Copy each line of the data below with the word "totals".

Data records

━━━━━━

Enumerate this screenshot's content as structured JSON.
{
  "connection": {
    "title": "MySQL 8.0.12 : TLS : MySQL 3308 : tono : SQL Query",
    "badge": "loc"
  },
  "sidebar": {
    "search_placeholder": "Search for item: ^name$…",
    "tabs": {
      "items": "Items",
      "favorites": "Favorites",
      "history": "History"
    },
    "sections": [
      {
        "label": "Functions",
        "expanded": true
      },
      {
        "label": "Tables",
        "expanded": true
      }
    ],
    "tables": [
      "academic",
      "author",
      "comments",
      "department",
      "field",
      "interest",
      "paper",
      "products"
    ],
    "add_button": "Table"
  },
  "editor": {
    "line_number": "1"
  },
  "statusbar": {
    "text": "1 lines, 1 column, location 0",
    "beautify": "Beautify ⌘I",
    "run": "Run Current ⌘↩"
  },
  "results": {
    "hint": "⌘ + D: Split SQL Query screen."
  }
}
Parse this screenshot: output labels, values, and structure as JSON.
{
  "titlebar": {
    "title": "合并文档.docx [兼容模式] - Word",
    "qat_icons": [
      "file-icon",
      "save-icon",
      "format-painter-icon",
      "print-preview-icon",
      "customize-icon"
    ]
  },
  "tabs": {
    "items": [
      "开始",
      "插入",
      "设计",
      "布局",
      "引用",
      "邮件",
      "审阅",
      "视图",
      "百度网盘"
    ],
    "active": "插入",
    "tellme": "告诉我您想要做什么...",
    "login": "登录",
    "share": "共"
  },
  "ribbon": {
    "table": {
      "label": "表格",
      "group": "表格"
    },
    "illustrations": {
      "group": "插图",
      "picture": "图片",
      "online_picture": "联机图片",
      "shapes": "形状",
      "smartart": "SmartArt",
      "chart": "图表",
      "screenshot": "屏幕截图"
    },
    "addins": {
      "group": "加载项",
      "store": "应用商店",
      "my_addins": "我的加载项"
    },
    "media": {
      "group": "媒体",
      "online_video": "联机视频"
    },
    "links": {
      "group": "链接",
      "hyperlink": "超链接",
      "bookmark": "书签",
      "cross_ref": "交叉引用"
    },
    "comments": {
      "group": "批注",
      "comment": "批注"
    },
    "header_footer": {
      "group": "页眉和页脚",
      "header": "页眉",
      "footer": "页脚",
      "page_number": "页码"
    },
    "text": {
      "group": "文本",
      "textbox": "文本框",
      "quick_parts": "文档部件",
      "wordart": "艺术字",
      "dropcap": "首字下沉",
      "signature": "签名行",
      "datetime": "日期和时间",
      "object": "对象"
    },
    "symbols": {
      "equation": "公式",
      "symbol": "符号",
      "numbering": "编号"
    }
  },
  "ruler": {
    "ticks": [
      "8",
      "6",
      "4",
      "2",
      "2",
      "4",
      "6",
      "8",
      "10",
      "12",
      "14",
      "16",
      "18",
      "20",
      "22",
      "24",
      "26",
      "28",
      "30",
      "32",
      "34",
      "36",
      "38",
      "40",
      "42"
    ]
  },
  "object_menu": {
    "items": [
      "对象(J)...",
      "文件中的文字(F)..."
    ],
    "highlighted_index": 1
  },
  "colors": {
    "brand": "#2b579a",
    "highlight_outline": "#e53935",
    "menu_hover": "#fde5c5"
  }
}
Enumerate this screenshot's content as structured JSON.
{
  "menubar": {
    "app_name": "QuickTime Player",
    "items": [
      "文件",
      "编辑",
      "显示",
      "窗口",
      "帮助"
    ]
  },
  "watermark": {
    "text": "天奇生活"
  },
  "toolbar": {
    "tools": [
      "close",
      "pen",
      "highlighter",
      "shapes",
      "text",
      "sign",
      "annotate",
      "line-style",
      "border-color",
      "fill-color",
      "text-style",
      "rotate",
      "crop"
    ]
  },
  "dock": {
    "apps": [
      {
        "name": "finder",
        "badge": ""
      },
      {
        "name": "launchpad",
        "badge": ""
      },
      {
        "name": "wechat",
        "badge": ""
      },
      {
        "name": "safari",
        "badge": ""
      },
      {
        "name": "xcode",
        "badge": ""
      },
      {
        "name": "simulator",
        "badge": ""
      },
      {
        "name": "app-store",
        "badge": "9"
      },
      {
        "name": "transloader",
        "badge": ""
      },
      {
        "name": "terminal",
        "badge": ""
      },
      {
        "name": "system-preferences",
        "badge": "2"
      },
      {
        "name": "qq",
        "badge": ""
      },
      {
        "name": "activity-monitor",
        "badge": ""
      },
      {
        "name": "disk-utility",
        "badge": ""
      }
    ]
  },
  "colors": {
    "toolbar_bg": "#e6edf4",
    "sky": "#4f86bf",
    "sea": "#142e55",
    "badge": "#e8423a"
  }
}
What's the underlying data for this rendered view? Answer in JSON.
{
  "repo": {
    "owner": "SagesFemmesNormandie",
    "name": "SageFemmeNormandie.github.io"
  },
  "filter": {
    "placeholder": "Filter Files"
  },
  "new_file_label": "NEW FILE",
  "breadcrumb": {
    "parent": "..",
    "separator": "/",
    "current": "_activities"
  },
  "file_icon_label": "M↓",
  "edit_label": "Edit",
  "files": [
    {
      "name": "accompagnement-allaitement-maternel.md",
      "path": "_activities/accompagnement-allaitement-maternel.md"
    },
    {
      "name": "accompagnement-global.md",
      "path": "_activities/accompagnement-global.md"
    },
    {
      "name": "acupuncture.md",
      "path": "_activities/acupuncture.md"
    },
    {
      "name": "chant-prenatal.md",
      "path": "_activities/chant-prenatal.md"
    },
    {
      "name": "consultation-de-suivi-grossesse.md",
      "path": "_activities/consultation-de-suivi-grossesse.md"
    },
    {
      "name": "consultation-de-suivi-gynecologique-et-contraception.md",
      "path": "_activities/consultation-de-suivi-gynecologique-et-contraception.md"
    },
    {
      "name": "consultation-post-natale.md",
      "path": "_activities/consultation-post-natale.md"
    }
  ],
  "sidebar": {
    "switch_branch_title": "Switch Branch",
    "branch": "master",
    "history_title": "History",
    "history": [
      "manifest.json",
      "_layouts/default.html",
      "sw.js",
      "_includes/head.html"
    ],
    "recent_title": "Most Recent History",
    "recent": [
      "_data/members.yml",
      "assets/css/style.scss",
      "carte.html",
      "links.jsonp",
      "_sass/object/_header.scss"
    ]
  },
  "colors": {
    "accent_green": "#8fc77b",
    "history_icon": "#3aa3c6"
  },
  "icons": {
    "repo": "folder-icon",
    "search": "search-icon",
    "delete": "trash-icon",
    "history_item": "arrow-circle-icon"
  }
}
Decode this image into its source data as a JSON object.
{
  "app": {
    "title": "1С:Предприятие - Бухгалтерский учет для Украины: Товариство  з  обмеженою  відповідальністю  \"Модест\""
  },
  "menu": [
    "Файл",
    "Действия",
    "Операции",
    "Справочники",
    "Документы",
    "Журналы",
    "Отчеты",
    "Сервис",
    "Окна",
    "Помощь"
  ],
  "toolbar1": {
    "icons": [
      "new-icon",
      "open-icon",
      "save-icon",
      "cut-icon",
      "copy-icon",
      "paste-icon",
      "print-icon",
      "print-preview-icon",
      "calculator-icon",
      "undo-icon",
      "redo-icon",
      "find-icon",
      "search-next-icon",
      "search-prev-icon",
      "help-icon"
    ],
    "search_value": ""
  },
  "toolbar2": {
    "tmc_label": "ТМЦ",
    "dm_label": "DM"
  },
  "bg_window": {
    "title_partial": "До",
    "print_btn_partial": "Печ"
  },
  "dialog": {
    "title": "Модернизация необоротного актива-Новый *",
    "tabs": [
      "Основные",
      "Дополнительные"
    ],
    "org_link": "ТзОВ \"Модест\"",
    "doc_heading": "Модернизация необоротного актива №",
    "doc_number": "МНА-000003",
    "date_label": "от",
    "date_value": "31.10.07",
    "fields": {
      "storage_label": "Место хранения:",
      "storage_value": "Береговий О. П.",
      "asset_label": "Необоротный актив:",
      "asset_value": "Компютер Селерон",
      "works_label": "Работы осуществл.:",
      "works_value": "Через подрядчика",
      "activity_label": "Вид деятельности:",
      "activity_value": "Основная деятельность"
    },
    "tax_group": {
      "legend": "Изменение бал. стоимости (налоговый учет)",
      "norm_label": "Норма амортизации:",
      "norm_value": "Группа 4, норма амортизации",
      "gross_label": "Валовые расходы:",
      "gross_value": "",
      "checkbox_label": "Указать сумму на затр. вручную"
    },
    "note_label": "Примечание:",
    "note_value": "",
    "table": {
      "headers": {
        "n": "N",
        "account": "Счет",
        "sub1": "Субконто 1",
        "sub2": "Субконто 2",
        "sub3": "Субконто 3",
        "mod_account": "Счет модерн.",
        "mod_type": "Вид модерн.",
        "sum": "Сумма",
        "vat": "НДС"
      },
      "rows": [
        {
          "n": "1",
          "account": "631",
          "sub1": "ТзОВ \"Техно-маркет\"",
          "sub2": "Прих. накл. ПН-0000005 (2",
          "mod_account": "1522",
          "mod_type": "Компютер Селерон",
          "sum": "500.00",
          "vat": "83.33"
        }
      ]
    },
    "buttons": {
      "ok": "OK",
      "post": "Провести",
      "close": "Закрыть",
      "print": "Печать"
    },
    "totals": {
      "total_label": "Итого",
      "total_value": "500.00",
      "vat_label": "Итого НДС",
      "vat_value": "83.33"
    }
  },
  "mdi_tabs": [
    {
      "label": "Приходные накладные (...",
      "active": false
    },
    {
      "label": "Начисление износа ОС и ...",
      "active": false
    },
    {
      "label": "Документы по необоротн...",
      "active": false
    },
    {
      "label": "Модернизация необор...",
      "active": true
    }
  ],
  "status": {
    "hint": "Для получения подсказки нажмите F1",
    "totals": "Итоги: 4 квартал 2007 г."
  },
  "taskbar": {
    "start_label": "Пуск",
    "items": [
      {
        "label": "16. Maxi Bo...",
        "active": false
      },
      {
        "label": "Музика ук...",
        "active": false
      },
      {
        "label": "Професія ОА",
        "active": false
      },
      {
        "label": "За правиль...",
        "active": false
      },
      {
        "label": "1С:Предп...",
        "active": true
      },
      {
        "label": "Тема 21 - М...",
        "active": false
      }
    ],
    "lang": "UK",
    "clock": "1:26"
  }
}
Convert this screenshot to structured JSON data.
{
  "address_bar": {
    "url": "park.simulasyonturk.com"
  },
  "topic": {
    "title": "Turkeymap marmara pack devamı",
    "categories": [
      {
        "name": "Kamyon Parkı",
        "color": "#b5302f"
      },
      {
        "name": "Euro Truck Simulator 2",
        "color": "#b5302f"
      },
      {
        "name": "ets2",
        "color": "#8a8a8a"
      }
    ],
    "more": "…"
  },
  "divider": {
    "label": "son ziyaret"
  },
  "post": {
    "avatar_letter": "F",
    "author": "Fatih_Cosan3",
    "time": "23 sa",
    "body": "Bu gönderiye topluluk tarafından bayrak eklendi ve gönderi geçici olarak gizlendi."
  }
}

━━━━━━

# RESPONSE:
    "totals": {
    "totals": "Итоги: 4 квартал 2007 г."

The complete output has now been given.